◆ YOUR OBJECTIVE ◆
In the listing below, locate the lines that hold the string "Learning". Copy those lines.

◆ EXCERPTED RECORDS ◆
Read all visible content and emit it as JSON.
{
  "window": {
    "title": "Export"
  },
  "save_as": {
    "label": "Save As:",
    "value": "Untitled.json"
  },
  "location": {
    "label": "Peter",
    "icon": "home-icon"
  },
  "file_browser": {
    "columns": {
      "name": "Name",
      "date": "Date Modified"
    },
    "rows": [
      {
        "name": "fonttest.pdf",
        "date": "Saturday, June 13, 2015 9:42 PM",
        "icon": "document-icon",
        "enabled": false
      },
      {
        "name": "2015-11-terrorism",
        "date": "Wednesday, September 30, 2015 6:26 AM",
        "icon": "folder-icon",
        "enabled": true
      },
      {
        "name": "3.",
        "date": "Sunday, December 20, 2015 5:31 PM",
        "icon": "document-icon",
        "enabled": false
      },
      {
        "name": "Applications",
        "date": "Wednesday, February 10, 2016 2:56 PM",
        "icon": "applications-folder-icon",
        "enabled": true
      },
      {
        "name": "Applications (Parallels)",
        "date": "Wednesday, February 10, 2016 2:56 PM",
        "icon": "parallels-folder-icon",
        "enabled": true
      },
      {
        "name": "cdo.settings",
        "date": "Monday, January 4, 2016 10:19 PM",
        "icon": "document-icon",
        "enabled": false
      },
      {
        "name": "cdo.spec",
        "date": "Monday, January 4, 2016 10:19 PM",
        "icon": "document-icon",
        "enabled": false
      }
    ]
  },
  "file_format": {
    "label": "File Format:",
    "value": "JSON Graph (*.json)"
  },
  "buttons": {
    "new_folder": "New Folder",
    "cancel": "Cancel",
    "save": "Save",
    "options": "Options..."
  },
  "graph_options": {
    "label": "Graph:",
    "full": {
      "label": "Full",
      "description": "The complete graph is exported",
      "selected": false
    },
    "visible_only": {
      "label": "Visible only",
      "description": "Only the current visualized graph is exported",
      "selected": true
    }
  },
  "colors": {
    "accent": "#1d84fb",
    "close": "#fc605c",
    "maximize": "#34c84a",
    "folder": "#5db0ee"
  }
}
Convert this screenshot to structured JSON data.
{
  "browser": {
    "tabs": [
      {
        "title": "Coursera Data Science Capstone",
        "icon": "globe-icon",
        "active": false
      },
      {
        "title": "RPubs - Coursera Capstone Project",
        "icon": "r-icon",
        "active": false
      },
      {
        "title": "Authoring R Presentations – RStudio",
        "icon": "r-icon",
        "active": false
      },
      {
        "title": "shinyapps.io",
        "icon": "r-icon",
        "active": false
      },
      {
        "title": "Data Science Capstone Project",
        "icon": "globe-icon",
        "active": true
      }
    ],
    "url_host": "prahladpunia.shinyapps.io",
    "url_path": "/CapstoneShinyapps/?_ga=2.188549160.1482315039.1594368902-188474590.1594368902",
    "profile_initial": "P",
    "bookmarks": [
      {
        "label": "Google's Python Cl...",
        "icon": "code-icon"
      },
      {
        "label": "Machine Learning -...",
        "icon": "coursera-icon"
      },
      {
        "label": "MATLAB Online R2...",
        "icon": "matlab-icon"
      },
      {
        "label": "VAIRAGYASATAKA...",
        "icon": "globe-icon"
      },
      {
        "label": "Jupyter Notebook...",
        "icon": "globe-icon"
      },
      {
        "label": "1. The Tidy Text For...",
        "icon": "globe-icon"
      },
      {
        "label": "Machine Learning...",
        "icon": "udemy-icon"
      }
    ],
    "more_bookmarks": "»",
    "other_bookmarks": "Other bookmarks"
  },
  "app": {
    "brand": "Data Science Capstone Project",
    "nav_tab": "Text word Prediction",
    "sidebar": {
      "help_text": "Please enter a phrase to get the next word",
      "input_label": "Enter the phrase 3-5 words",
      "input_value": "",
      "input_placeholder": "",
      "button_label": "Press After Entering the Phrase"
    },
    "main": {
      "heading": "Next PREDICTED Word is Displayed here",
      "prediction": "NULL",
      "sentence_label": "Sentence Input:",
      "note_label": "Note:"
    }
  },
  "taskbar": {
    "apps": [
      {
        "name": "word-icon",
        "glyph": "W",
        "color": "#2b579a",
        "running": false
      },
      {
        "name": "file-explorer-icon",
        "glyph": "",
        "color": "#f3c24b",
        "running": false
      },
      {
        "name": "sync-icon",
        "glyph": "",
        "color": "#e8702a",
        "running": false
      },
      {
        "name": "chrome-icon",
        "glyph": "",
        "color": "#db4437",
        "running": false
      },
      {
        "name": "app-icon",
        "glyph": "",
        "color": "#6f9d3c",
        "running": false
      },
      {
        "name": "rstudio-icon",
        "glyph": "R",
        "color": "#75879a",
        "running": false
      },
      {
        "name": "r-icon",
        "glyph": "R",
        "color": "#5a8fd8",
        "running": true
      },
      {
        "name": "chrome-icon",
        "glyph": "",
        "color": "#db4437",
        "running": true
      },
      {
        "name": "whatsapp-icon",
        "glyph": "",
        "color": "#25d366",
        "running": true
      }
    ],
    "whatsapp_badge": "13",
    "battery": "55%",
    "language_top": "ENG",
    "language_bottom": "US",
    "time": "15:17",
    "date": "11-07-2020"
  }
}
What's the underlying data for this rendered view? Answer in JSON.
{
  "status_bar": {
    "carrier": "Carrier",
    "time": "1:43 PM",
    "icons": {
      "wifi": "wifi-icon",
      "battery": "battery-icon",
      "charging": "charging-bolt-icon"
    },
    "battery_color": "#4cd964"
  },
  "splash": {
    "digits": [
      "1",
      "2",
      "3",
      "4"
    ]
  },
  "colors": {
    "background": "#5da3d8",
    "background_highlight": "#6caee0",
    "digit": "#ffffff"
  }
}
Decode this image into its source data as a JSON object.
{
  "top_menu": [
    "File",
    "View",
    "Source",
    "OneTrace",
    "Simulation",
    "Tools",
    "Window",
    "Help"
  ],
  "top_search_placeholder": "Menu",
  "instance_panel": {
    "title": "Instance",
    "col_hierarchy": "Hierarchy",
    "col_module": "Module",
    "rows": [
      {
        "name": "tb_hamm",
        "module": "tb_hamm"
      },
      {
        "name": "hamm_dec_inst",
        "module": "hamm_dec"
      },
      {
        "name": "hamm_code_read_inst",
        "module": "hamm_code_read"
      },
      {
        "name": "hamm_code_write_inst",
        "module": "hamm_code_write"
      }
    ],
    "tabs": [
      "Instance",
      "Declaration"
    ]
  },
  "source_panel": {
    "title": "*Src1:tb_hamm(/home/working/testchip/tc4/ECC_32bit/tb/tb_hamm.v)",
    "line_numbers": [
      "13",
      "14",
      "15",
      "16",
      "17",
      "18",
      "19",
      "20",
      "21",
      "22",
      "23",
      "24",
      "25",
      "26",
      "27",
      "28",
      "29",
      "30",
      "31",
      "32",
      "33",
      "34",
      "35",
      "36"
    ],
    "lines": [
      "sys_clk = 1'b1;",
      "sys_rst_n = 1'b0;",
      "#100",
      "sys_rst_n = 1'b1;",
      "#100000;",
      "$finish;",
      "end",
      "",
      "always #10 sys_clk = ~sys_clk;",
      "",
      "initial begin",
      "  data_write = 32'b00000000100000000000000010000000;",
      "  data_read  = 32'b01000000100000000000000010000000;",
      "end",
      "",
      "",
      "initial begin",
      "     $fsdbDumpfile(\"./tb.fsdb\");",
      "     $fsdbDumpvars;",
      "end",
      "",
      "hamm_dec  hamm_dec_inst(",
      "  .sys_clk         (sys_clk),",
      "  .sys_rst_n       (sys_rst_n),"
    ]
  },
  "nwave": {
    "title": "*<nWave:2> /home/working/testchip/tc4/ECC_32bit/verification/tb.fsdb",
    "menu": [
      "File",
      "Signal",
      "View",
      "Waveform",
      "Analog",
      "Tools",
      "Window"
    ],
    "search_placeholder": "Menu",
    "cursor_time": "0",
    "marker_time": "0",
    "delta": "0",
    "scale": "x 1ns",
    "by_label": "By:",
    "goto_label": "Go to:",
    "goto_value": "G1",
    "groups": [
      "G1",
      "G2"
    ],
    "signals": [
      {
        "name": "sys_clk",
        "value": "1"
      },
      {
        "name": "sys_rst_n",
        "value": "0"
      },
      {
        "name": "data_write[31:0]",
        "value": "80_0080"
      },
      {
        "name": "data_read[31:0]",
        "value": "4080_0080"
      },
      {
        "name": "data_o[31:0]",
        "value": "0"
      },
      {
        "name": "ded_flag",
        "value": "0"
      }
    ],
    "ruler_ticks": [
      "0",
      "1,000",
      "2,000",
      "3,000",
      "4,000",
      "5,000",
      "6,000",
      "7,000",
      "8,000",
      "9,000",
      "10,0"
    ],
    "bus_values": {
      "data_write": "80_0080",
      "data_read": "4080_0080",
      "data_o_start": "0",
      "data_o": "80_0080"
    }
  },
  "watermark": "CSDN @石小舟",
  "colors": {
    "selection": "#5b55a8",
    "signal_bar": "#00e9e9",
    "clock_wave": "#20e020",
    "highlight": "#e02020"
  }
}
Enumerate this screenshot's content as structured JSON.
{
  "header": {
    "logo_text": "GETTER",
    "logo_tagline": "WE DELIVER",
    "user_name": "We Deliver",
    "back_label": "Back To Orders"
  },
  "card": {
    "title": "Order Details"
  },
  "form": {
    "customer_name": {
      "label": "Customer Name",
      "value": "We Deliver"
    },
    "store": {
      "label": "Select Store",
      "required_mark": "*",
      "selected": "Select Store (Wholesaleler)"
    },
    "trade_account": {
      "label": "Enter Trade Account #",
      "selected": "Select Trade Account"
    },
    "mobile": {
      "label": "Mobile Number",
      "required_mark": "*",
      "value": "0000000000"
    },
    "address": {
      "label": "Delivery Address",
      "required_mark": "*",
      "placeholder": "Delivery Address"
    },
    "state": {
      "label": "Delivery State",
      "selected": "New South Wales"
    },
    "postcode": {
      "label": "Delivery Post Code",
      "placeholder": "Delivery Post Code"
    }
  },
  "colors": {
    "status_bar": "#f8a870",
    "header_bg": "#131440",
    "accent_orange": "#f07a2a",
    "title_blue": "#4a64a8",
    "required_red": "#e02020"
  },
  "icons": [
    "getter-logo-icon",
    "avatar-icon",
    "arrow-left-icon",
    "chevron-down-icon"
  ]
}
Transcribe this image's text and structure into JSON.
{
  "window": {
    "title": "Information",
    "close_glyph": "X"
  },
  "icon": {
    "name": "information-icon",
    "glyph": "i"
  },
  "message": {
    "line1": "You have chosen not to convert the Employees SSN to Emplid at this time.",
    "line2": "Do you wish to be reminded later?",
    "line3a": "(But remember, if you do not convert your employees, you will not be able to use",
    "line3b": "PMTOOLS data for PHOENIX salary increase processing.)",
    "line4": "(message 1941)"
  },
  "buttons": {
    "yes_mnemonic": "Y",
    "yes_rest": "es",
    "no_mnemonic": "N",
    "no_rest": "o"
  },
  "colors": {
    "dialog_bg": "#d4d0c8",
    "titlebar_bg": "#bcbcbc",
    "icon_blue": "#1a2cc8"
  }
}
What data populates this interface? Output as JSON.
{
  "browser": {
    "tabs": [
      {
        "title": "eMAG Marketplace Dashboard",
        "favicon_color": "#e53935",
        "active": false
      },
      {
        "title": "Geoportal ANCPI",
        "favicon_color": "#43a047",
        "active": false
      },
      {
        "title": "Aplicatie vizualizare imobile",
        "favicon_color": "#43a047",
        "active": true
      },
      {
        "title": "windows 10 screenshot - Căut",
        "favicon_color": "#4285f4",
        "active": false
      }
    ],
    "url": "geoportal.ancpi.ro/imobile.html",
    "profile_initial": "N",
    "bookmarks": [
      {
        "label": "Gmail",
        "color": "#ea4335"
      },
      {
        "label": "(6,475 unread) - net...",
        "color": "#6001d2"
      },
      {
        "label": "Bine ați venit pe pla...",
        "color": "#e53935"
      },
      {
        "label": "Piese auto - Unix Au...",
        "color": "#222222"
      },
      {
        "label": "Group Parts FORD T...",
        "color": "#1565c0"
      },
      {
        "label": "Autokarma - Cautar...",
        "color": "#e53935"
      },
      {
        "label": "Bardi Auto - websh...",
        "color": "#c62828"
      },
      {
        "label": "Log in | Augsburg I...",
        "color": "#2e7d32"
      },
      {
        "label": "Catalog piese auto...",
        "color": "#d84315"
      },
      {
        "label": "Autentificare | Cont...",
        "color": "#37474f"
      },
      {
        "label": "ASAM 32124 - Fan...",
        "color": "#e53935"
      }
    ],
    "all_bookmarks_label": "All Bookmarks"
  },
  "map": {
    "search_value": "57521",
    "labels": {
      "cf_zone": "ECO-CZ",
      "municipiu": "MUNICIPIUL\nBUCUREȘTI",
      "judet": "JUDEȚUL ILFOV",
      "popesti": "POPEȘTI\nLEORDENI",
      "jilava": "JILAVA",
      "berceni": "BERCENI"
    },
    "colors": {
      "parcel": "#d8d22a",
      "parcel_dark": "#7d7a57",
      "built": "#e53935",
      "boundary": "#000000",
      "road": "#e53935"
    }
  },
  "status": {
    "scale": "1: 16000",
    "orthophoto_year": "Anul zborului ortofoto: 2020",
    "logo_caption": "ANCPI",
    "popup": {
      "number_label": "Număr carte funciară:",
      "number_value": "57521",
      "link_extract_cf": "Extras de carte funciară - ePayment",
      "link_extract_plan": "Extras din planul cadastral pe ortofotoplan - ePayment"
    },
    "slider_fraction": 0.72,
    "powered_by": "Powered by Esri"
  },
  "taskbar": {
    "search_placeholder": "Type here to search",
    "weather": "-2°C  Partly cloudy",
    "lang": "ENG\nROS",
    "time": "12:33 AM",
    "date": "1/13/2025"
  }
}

◆ EXERCISE OUTPUT ◆
        "label": "Machine Learning -...",
        "label": "Machine Learning...",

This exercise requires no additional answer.